- Your goal:
Gather all lines in the entries that include the word "libri".

Extracted data entries:
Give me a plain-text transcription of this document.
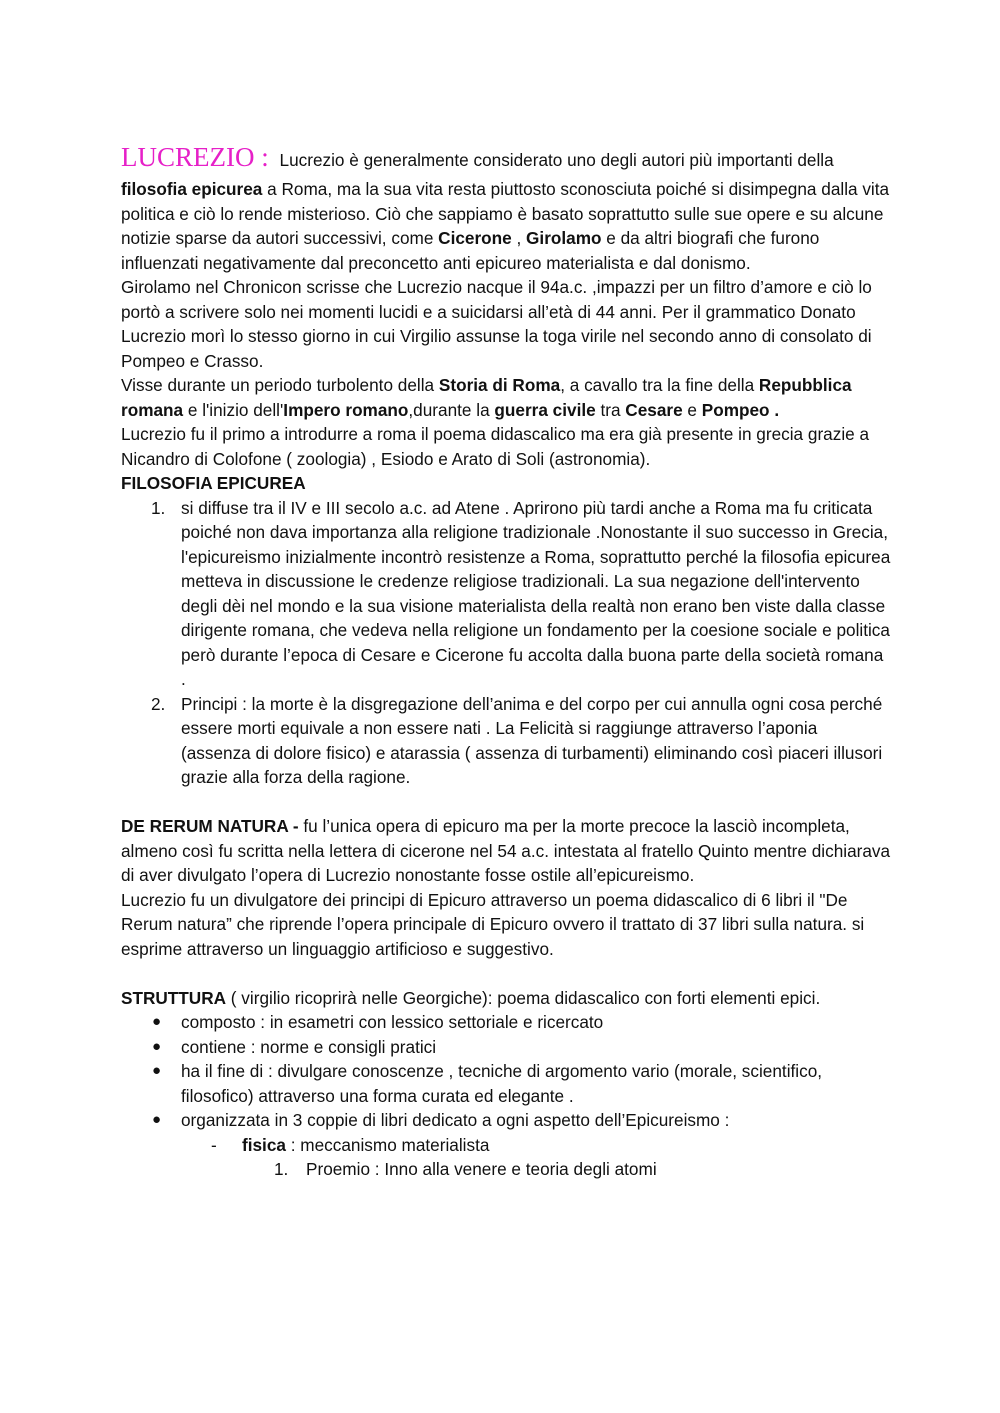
LUCREZIO : Lucrezio è generalmente considerato uno degli autori più importanti della

filosofia epicurea a Roma, ma la sua vita resta piuttosto sconosciuta poiché si disimpegna dalla vita politica e ciò lo rende misterioso. Ciò che sappiamo è basato soprattutto sulle sue opere e su alcune notizie sparse da autori successivi, come Cicerone , Girolamo e da altri biografi che furono influenzati negativamente dal preconcetto anti epicureo materialista e dal donismo.

Girolamo nel Chronicon scrisse che Lucrezio nacque il 94a.c. ,impazzi per un filtro d’amore e ciò lo portò a scrivere solo nei momenti lucidi e a suicidarsi all’età di 44 anni. Per il grammatico Donato Lucrezio morì lo stesso giorno in cui Virgilio assunse la toga virile nel secondo anno di consolato di Pompeo e Crasso.

Visse durante un periodo turbolento della Storia di Roma, a cavallo tra la fine della Repubblica romana e l'inizio dell'Impero romano,durante la guerra civile tra Cesare e Pompeo .

Lucrezio fu il primo a introdurre a roma il poema didascalico ma era già presente in grecia grazie a Nicandro di Colofone ( zoologia) , Esiodo e Arato di Soli (astronomia).

FILOSOFIA EPICUREA

1. si diffuse tra il IV e III secolo a.c. ad Atene . Aprirono più tardi anche a Roma ma fu criticata poiché non dava importanza alla religione tradizionale .Nonostante il suo successo in Grecia, l'epicureismo inizialmente incontrò resistenze a Roma, soprattutto perché la filosofia epicurea metteva in discussione le credenze religiose tradizionali. La sua negazione dell'intervento degli dèi nel mondo e la sua visione materialista della realtà non erano ben viste dalla classe dirigente romana, che vedeva nella religione un fondamento per la coesione sociale e politica però durante l’epoca di Cesare e Cicerone fu accolta dalla buona parte della società romana .
2. Principi : la morte è la disgregazione dell’anima e del corpo per cui annulla ogni cosa perché essere morti equivale a non essere nati . La Felicità si raggiunge attraverso l’aponia (assenza di dolore fisico) e atarassia ( assenza di turbamenti) eliminando così piaceri illusori grazie alla forza della ragione.

DE RERUM NATURA - fu l’unica opera di epicuro ma per la morte precoce la lasciò incompleta, almeno così fu scritta nella lettera di cicerone nel 54 a.c. intestata al fratello Quinto mentre dichiarava di aver divulgato l’opera di Lucrezio nonostante fosse ostile all’epicureismo.

Lucrezio fu un divulgatore dei principi di Epicuro attraverso un poema didascalico di 6 libri il "De Rerum natura” che riprende l’opera principale di Epicuro ovvero il trattato di 37 libri sulla natura. si esprime attraverso un linguaggio artificioso e suggestivo.

STRUTTURA ( virgilio ricoprirà nelle Georgiche): poema didascalico con forti elementi epici.

● composto : in esametri con lessico settoriale e ricercato
● contiene : norme e consigli pratici
● ha il fine di : divulgare conoscenze , tecniche di argomento vario (morale, scientifico, filosofico) attraverso una forma curata ed elegante .
● organizzata in 3 coppie di libri dedicato a ogni aspetto dell’Epicureismo :

- fisica : meccanismo materialista

1. Proemio : Inno alla venere e teoria degli atomi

- Final answer:
Lucrezio fu un divulgatore dei principi di Epicuro attraverso un poema didascalico di 6 libri il "De Rerum natura” che riprende l’opera principale di Epicuro ovvero il trattato di 37 libri sulla natura. si esprime attraverso un linguaggio artificioso e suggestivo.
● organizzata in 3 coppie di libri dedicato a ogni aspetto dell’Epicureismo :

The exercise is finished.